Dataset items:

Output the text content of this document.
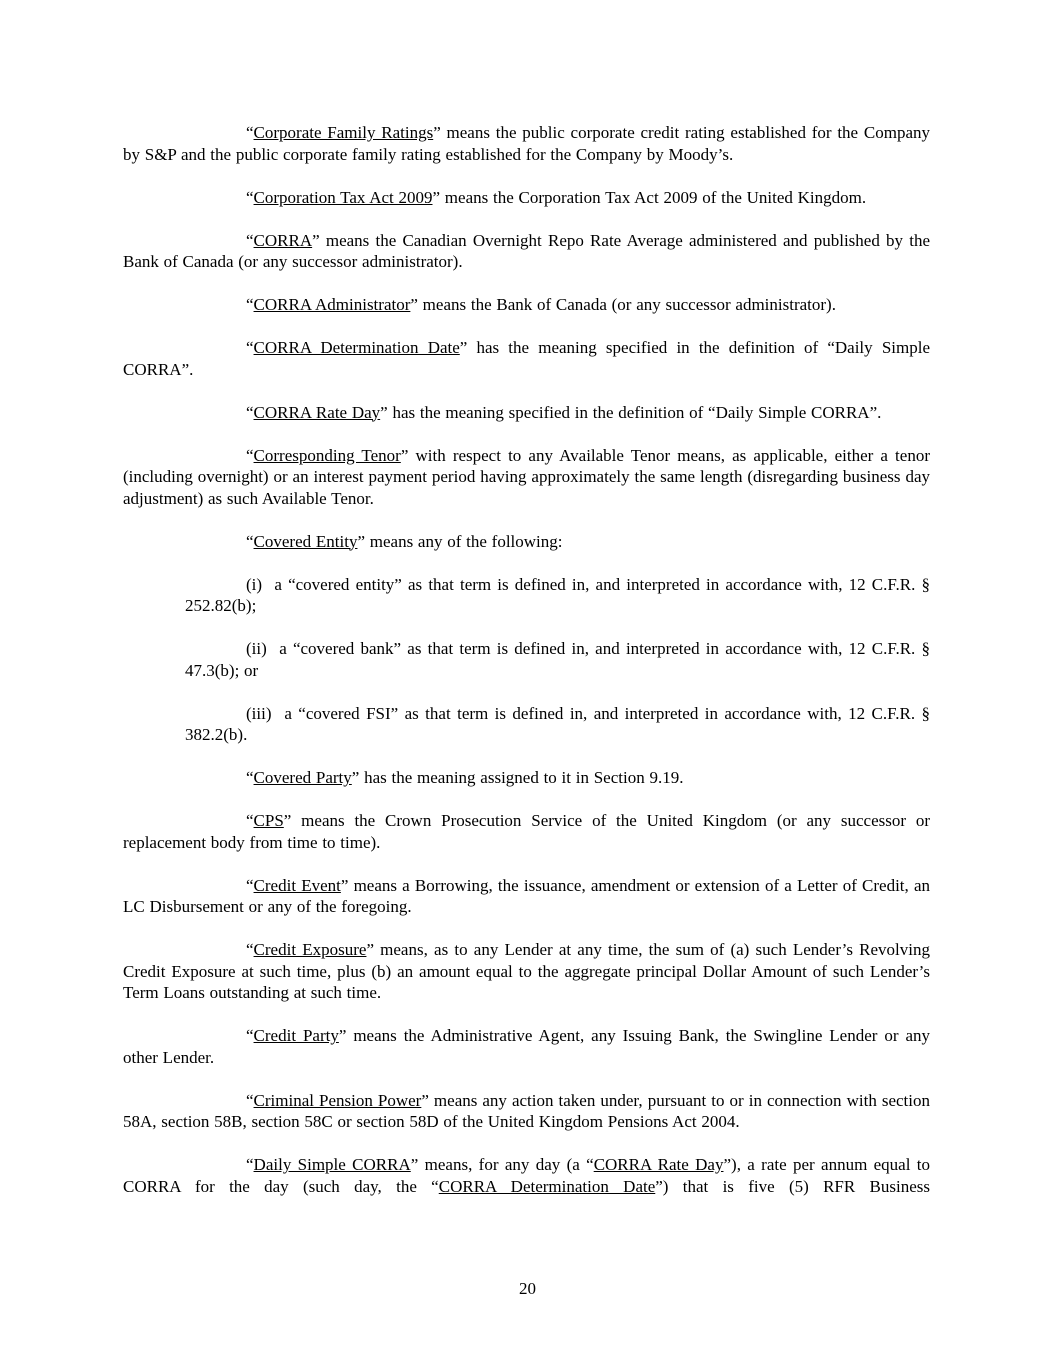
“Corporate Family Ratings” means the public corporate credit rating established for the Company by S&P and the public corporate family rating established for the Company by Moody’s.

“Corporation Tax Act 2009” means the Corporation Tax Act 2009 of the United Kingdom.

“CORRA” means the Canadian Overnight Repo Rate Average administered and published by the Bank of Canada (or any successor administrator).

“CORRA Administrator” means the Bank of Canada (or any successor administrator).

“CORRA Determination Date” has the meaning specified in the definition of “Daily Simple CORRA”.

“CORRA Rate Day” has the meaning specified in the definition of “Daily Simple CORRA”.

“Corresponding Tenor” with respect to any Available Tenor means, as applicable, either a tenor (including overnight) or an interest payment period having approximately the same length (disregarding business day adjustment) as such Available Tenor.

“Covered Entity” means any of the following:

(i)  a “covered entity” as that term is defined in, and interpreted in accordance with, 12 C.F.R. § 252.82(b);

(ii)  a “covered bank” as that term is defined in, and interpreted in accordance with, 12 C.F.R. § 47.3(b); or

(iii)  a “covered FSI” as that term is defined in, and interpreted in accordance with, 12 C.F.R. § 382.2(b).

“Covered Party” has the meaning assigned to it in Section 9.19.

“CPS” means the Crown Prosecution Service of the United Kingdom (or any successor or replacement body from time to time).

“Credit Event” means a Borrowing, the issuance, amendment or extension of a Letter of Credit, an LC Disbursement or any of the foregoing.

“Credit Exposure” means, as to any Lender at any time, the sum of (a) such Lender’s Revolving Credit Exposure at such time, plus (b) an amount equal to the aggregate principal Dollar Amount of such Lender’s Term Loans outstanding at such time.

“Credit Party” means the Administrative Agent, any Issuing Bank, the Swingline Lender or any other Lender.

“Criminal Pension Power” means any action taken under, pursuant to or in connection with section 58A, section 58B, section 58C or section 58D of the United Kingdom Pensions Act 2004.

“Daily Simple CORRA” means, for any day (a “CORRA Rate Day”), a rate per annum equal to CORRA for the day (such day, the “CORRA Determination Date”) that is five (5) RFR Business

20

BRIEF
Copy every record above exactly, leaving out the pictures.

SOLVED EXERCISE
Output the text content of this document.
“Corporate Family Ratings” means the public corporate credit rating established for the Company by S&P and the public corporate family rating established for the Company by Moody’s.

“Corporation Tax Act 2009” means the Corporation Tax Act 2009 of the United Kingdom.

“CORRA” means the Canadian Overnight Repo Rate Average administered and published by the Bank of Canada (or any successor administrator).

“CORRA Administrator” means the Bank of Canada (or any successor administrator).

“CORRA Determination Date” has the meaning specified in the definition of “Daily Simple CORRA”.

“CORRA Rate Day” has the meaning specified in the definition of “Daily Simple CORRA”.

“Corresponding Tenor” with respect to any Available Tenor means, as applicable, either a tenor (including overnight) or an interest payment period having approximately the same length (disregarding business day adjustment) as such Available Tenor.

“Covered Entity” means any of the following:

(i)  a “covered entity” as that term is defined in, and interpreted in accordance with, 12 C.F.R. § 252.82(b);

(ii)  a “covered bank” as that term is defined in, and interpreted in accordance with, 12 C.F.R. § 47.3(b); or

(iii)  a “covered FSI” as that term is defined in, and interpreted in accordance with, 12 C.F.R. § 382.2(b).

“Covered Party” has the meaning assigned to it in Section 9.19.

“CPS” means the Crown Prosecution Service of the United Kingdom (or any successor or replacement body from time to time).

“Credit Event” means a Borrowing, the issuance, amendment or extension of a Letter of Credit, an LC Disbursement or any of the foregoing.

“Credit Exposure” means, as to any Lender at any time, the sum of (a) such Lender’s Revolving Credit Exposure at such time, plus (b) an amount equal to the aggregate principal Dollar Amount of such Lender’s Term Loans outstanding at such time.

“Credit Party” means the Administrative Agent, any Issuing Bank, the Swingline Lender or any other Lender.

“Criminal Pension Power” means any action taken under, pursuant to or in connection with section 58A, section 58B, section 58C or section 58D of the United Kingdom Pensions Act 2004.

“Daily Simple CORRA” means, for any day (a “CORRA Rate Day”), a rate per annum equal to CORRA for the day (such day, the “CORRA Determination Date”) that is five (5) RFR Business

20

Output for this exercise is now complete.